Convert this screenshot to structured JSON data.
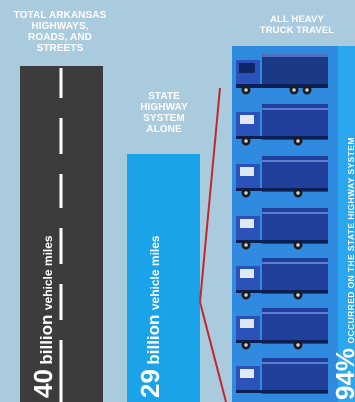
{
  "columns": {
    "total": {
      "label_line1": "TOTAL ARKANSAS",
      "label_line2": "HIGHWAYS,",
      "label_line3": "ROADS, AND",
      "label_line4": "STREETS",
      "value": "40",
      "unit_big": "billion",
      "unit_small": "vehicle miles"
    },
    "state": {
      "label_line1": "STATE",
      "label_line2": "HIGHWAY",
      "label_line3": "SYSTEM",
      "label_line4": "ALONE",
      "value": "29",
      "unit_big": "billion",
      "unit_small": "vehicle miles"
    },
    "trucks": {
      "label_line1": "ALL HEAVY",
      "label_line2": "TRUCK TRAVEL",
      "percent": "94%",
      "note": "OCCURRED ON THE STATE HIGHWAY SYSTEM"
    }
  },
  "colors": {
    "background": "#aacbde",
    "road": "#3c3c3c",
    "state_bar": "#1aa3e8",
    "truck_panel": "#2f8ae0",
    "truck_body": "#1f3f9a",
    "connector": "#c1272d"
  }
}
----
#### WORK TO BE COMPLETED
Return all of the data exactly as written, and drop the pictures.

#### EXERCISE OUTPUT
Convert this screenshot to structured JSON data.
{
  "columns": {
    "total": {
      "label_line1": "TOTAL ARKANSAS",
      "label_line2": "HIGHWAYS,",
      "label_line3": "ROADS, AND",
      "label_line4": "STREETS",
      "value": "40",
      "unit_big": "billion",
      "unit_small": "vehicle miles"
    },
    "state": {
      "label_line1": "STATE",
      "label_line2": "HIGHWAY",
      "label_line3": "SYSTEM",
      "label_line4": "ALONE",
      "value": "29",
      "unit_big": "billion",
      "unit_small": "vehicle miles"
    },
    "trucks": {
      "label_line1": "ALL HEAVY",
      "label_line2": "TRUCK TRAVEL",
      "percent": "94%",
      "note": "OCCURRED ON THE STATE HIGHWAY SYSTEM"
    }
  },
  "colors": {
    "background": "#aacbde",
    "road": "#3c3c3c",
    "state_bar": "#1aa3e8",
    "truck_panel": "#2f8ae0",
    "truck_body": "#1f3f9a",
    "connector": "#c1272d"
  }
}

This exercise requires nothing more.